Start of STORED DATA
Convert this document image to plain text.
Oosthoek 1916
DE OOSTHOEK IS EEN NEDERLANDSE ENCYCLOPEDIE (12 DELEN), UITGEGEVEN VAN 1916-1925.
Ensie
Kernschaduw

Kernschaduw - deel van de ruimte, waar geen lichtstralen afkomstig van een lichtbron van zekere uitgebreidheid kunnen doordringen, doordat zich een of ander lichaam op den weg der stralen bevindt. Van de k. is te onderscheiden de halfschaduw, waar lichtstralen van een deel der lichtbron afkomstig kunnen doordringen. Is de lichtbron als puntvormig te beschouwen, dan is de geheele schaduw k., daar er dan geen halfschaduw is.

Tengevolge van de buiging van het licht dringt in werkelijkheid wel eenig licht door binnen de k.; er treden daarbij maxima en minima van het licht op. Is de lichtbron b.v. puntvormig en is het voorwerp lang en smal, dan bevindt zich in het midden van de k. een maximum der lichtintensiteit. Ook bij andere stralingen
End of STORED DATA
_TASK INSTRUCTIONS:_ Nothing may be left out: return each entry exactly as it reads.

_WRITTEN RESPONSE:_
Convert this document image to plain text.
Oosthoek 1916
DE OOSTHOEK IS EEN NEDERLANDSE ENCYCLOPEDIE (12 DELEN), UITGEGEVEN VAN 1916-1925.
Ensie
Kernschaduw

Kernschaduw - deel van de ruimte, waar geen lichtstralen afkomstig van een lichtbron van zekere uitgebreidheid kunnen doordringen, doordat zich een of ander lichaam op den weg der stralen bevindt. Van de k. is te onderscheiden de halfschaduw, waar lichtstralen van een deel der lichtbron afkomstig kunnen doordringen. Is de lichtbron als puntvormig te beschouwen, dan is de geheele schaduw k., daar er dan geen halfschaduw is.

Tengevolge van de buiging van het licht dringt in werkelijkheid wel eenig licht door binnen de k.; er treden daarbij maxima en minima van het licht op. Is de lichtbron b.v. puntvormig en is het voorwerp lang en smal, dan bevindt zich in het midden van de k. een maximum der lichtintensiteit. Ook bij andere stralingen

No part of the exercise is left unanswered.